Given exercise> Each line of the material below that holds the word "Doug" needs to be copied.

Record list>
--

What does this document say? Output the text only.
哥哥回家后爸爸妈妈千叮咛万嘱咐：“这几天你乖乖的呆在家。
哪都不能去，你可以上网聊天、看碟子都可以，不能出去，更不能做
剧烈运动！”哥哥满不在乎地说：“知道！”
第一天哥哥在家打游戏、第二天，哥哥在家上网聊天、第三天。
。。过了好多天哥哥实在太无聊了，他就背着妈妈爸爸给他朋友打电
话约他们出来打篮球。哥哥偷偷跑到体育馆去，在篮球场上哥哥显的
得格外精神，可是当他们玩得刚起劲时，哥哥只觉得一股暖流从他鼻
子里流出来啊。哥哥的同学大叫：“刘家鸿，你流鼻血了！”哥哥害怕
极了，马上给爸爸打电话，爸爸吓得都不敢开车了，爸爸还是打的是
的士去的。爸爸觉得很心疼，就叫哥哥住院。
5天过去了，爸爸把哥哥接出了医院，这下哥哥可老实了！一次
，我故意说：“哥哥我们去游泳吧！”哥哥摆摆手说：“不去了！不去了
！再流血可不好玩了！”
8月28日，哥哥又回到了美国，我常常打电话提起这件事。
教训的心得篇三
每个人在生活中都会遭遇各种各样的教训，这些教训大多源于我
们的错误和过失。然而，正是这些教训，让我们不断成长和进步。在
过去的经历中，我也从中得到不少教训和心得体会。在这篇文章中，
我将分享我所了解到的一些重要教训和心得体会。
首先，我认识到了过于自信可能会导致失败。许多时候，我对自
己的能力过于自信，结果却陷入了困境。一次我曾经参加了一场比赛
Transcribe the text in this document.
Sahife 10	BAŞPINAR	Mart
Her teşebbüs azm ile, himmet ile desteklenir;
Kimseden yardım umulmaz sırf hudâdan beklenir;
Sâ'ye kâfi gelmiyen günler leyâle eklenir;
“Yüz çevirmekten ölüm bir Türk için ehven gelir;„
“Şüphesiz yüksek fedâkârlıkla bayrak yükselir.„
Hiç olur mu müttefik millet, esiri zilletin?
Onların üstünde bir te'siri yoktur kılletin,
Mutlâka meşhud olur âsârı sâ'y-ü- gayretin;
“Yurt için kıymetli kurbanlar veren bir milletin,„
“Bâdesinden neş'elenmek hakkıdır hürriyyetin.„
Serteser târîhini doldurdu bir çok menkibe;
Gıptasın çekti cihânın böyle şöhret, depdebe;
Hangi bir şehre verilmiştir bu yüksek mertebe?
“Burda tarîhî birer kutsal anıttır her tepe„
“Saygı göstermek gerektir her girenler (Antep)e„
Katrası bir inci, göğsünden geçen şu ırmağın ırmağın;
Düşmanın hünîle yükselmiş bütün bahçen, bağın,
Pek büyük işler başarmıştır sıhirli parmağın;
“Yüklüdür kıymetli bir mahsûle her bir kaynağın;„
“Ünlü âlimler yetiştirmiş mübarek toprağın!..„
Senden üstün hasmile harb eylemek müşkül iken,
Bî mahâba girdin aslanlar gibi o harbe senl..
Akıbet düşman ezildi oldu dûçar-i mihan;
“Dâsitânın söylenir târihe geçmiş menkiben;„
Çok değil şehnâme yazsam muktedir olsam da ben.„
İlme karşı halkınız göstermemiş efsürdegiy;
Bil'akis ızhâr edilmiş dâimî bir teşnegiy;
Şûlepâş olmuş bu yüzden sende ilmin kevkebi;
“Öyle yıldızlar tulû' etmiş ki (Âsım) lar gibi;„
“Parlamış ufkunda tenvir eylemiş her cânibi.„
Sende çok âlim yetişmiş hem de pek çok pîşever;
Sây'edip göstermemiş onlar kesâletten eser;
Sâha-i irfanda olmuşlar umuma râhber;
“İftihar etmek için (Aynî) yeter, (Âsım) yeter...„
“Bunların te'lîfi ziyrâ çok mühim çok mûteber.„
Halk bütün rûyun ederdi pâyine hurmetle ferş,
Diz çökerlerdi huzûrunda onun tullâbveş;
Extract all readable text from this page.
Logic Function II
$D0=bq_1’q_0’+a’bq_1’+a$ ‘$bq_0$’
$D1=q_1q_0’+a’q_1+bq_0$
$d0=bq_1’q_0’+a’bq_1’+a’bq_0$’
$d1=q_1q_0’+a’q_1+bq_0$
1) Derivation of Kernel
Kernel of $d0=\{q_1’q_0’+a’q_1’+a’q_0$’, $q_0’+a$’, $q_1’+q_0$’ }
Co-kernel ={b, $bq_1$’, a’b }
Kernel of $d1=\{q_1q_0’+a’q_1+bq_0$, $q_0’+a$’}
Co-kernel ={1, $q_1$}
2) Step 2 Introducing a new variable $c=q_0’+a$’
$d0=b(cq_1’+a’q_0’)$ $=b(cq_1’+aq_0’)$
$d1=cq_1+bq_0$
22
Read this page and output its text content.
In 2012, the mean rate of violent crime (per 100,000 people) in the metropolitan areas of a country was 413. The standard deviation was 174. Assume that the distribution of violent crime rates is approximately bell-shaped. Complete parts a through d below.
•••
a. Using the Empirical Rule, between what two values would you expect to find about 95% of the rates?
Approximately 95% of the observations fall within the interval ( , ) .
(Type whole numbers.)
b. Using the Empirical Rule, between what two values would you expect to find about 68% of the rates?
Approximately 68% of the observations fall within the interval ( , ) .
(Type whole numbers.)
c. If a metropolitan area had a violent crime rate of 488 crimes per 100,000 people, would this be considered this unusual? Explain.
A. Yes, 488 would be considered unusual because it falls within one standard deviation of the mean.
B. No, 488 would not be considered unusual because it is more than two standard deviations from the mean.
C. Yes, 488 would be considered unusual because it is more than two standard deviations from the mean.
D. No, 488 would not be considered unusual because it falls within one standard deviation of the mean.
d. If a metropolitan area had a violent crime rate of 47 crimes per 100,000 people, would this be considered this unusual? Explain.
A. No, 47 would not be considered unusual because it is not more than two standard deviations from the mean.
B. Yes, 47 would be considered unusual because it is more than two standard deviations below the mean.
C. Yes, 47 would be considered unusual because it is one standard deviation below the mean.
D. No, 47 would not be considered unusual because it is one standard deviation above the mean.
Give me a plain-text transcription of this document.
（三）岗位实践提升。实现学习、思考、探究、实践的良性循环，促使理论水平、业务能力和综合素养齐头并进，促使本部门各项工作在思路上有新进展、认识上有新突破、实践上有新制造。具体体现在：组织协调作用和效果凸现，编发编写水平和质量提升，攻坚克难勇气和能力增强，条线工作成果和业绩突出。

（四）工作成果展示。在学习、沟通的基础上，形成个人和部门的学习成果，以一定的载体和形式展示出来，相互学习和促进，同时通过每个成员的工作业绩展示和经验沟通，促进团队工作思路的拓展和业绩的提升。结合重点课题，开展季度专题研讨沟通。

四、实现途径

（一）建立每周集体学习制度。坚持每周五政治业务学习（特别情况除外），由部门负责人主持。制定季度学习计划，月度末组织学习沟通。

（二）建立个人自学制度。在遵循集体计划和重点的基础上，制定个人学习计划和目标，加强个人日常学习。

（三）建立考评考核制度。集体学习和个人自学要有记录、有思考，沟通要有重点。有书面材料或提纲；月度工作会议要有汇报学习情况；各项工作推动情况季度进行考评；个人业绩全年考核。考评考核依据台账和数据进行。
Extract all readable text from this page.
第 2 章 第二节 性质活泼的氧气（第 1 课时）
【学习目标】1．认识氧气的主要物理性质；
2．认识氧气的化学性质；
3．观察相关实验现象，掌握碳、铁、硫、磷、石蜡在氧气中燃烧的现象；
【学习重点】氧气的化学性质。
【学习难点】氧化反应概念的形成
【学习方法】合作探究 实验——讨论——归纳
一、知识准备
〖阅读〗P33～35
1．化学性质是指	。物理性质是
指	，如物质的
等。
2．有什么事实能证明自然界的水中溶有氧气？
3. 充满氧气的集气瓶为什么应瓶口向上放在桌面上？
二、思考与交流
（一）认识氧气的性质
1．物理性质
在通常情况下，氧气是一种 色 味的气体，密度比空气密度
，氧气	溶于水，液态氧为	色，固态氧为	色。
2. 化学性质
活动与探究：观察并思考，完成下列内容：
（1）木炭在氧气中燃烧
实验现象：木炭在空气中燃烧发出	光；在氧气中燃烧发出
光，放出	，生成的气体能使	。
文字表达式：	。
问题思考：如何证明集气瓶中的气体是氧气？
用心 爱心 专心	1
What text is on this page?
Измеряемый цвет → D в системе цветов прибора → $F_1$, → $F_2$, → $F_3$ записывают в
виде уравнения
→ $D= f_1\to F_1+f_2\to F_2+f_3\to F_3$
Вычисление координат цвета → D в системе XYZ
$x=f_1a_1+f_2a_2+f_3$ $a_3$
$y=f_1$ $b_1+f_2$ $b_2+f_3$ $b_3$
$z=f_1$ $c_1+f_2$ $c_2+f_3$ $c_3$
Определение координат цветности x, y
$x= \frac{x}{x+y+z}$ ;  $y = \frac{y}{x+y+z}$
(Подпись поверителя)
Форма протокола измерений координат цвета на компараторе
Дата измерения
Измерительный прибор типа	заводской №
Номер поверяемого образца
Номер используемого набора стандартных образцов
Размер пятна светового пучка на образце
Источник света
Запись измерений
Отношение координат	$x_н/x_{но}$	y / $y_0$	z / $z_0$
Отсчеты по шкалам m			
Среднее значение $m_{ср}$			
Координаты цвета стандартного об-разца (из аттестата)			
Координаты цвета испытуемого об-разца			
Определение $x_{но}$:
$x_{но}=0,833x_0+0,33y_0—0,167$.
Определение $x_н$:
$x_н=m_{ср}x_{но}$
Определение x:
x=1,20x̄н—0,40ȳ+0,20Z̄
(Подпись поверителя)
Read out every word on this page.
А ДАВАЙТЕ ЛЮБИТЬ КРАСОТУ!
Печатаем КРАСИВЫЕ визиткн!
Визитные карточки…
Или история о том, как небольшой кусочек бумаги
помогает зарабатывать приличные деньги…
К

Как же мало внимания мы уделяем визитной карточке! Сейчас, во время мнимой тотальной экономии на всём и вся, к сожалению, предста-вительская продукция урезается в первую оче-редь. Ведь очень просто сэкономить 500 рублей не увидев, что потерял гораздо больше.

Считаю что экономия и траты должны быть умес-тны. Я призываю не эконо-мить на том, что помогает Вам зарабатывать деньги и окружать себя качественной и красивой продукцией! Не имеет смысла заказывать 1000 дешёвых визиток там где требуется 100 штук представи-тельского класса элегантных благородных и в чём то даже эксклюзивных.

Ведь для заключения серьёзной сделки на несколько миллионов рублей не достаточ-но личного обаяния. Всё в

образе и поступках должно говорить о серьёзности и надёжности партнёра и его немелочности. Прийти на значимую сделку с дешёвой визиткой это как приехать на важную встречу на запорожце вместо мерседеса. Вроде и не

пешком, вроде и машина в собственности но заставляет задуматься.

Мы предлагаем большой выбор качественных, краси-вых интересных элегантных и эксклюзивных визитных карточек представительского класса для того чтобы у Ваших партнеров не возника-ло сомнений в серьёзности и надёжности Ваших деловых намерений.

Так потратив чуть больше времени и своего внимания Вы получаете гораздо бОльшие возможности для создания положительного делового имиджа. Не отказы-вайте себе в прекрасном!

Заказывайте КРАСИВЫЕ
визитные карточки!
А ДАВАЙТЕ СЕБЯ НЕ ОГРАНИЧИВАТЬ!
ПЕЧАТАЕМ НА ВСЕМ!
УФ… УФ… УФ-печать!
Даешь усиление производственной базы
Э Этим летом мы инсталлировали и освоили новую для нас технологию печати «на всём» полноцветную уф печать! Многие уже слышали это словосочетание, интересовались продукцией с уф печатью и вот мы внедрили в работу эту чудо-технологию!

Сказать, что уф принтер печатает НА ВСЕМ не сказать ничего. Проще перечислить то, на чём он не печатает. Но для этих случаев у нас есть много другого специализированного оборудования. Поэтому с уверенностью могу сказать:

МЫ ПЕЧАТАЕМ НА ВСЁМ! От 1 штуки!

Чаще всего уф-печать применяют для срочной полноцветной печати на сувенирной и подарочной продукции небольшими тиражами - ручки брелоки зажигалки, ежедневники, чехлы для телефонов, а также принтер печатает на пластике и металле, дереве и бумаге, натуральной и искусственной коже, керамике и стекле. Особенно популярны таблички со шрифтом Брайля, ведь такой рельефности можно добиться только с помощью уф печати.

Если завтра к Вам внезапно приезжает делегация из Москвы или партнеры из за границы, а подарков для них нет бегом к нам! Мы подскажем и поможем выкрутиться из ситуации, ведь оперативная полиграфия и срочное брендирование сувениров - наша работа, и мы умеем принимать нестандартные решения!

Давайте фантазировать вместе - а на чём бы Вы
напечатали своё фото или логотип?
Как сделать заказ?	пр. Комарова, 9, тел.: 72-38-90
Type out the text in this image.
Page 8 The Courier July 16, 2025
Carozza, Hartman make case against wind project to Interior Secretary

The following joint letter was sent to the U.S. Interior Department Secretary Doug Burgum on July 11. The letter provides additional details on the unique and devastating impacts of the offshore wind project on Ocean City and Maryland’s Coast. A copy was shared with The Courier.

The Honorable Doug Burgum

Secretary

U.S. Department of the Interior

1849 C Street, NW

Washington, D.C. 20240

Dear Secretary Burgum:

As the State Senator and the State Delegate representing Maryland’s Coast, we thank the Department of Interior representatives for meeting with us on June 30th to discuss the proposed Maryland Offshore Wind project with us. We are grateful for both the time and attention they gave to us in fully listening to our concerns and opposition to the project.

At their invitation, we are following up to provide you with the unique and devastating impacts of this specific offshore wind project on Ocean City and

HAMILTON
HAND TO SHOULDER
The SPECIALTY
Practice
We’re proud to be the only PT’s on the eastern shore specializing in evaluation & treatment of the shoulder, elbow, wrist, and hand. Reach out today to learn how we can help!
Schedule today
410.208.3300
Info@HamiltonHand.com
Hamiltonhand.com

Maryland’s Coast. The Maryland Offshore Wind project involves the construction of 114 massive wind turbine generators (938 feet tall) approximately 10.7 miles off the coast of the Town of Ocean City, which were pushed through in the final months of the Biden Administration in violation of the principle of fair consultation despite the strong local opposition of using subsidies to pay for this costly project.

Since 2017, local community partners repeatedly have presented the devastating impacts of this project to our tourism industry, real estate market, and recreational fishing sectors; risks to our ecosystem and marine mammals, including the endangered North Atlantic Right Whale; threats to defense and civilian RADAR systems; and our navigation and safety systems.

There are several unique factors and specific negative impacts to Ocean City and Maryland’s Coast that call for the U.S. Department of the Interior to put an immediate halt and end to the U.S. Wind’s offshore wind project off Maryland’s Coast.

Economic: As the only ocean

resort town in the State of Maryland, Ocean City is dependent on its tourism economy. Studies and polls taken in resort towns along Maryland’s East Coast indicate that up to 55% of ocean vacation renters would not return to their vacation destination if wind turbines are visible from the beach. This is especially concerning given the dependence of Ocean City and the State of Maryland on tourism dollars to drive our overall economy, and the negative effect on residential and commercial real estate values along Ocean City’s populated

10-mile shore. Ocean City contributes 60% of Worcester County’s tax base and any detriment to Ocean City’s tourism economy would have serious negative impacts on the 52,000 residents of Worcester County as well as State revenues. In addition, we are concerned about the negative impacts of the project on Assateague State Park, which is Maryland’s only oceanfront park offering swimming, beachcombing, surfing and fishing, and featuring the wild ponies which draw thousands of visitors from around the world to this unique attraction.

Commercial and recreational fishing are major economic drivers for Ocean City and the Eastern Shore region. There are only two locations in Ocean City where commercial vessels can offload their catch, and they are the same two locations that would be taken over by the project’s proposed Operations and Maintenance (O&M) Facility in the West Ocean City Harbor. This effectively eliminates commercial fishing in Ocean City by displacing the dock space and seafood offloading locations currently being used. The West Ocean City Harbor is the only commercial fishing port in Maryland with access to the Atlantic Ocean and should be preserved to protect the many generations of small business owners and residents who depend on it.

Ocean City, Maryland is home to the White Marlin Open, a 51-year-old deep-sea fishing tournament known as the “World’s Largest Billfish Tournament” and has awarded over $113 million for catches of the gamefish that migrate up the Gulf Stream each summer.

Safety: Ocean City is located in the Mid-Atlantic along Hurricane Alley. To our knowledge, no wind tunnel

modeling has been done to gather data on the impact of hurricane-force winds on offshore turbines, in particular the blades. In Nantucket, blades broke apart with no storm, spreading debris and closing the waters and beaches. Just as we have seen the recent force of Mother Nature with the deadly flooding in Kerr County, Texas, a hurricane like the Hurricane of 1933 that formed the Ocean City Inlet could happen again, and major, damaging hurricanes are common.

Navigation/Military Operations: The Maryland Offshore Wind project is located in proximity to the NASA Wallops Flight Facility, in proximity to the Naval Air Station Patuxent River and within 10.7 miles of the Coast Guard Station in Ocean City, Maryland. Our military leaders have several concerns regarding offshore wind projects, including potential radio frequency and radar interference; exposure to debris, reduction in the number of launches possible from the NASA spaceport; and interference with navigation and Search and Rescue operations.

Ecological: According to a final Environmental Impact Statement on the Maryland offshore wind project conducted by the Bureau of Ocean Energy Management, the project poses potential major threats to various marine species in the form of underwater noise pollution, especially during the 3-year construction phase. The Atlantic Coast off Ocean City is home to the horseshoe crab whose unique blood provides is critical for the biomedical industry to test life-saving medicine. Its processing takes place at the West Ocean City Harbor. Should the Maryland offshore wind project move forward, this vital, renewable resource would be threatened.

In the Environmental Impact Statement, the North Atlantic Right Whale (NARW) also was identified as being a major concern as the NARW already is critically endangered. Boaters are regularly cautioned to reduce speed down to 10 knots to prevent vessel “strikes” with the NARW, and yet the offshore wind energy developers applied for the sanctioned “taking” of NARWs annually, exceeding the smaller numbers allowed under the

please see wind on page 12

--

Answer in full>
The following joint letter was sent to the U.S. Interior Department Secretary Doug Burgum on July 11. The letter provides additional details on the unique and devastating impacts of the offshore wind project on Ocean City and Maryland’s Coast. A copy was shared with The Courier.
The Honorable Doug Burgum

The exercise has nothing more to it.